Supplied records
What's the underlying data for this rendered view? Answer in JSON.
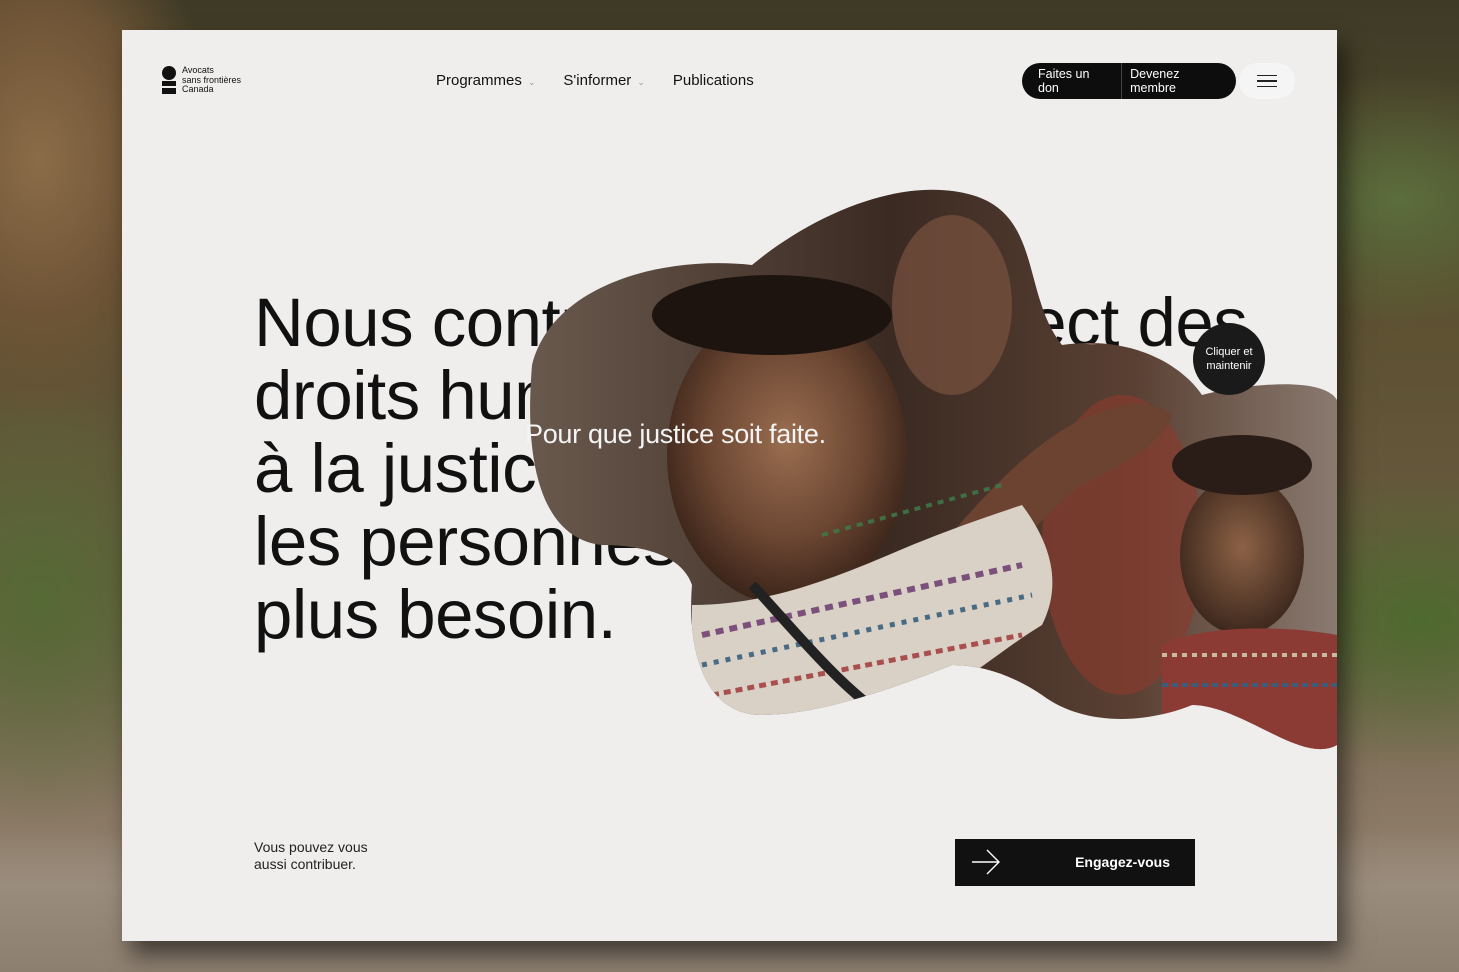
{
  "logo": {
    "lines": [
      "Avocats",
      "sans frontières",
      "Canada"
    ]
  },
  "nav": {
    "items": [
      {
        "label": "Programmes",
        "has_dropdown": true
      },
      {
        "label": "S'informer",
        "has_dropdown": true
      },
      {
        "label": "Publications",
        "has_dropdown": false
      }
    ],
    "dropdown_icon": "chevron-down-icon"
  },
  "header_actions": {
    "donate_label": "Faites un don",
    "member_label": "Devenez membre",
    "menu_icon": "hamburger-menu-icon"
  },
  "hero": {
    "headline_lines": [
      "Nous contribuons au respect des",
      "droits humains et à l'accès",
      "à la justice pour",
      "les personnes qui en ont le",
      "plus besoin."
    ],
    "overlay_text": "Pour que justice soit faite.",
    "hold_button_lines": [
      "Cliquer et",
      "maintenir"
    ]
  },
  "footer_cta": {
    "text_lines": [
      "Vous pouvez vous",
      "aussi contribuer."
    ],
    "button_label": "Engagez-vous",
    "button_icon": "arrow-right-icon"
  },
  "colors": {
    "card_background": "#efeeed",
    "primary": "#111111",
    "text_light": "#ffffff"
  }
}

The exercise
Your task is to set down the records shown above exactly, minus any pictures.

The completed task
What's the underlying data for this rendered view? Answer in JSON.
{
  "logo": {
    "lines": [
      "Avocats",
      "sans frontières",
      "Canada"
    ]
  },
  "nav": {
    "items": [
      {
        "label": "Programmes",
        "has_dropdown": true
      },
      {
        "label": "S'informer",
        "has_dropdown": true
      },
      {
        "label": "Publications",
        "has_dropdown": false
      }
    ],
    "dropdown_icon": "chevron-down-icon"
  },
  "header_actions": {
    "donate_label": "Faites un don",
    "member_label": "Devenez membre",
    "menu_icon": "hamburger-menu-icon"
  },
  "hero": {
    "headline_lines": [
      "Nous contribuons au respect des",
      "droits humains et à l'accès",
      "à la justice pour",
      "les personnes qui en ont le",
      "plus besoin."
    ],
    "overlay_text": "Pour que justice soit faite.",
    "hold_button_lines": [
      "Cliquer et",
      "maintenir"
    ]
  },
  "footer_cta": {
    "text_lines": [
      "Vous pouvez vous",
      "aussi contribuer."
    ],
    "button_label": "Engagez-vous",
    "button_icon": "arrow-right-icon"
  },
  "colors": {
    "card_background": "#efeeed",
    "primary": "#111111",
    "text_light": "#ffffff"
  }
}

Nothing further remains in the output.